What you have to do ▸
Your task is to copy every line of the records below that contains "Flow".

Data to use ▸
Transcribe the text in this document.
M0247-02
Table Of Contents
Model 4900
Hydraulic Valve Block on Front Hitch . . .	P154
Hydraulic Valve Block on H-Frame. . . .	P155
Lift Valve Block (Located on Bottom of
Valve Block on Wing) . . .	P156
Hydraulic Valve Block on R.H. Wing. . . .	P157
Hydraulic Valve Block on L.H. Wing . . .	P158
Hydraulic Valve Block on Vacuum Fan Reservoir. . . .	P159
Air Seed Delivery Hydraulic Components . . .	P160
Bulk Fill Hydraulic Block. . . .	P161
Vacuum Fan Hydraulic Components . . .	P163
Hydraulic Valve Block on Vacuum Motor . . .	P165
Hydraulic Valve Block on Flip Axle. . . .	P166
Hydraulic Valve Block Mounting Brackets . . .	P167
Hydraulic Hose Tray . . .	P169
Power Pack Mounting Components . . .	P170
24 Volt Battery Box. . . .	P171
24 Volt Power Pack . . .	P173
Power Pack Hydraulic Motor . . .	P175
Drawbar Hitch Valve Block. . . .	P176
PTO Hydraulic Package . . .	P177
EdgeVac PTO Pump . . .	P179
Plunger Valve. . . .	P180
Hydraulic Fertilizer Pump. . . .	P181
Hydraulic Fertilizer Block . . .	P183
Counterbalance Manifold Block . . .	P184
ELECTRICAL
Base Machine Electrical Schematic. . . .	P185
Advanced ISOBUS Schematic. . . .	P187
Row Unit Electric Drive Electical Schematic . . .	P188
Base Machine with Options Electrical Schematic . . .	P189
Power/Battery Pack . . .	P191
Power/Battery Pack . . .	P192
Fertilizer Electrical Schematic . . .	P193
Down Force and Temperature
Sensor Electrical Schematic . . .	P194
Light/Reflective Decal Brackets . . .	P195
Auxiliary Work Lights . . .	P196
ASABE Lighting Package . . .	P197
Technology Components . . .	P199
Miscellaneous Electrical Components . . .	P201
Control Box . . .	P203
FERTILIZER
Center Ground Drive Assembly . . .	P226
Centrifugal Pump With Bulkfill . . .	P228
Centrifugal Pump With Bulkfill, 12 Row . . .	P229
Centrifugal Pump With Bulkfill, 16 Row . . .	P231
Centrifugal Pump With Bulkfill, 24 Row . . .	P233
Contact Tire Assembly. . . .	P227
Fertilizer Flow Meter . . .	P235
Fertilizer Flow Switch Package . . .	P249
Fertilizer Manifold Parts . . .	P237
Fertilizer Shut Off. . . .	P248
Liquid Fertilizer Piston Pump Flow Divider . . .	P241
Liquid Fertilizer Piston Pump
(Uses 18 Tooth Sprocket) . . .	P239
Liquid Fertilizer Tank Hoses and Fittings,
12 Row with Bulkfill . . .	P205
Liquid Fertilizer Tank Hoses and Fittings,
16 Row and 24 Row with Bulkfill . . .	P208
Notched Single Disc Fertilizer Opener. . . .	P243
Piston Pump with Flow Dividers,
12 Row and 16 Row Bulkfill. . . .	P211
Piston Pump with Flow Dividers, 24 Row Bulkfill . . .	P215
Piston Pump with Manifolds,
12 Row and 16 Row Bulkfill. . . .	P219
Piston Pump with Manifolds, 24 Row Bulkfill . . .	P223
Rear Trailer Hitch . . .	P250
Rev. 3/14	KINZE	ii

Result for this exercise ▸
Fertilizer Flow Meter . . .	P235
Fertilizer Flow Switch Package . . .	P249
Liquid Fertilizer Piston Pump Flow Divider . . .	P241
Piston Pump with Flow Dividers,
Piston Pump with Flow Dividers, 24 Row Bulkfill . . .	P215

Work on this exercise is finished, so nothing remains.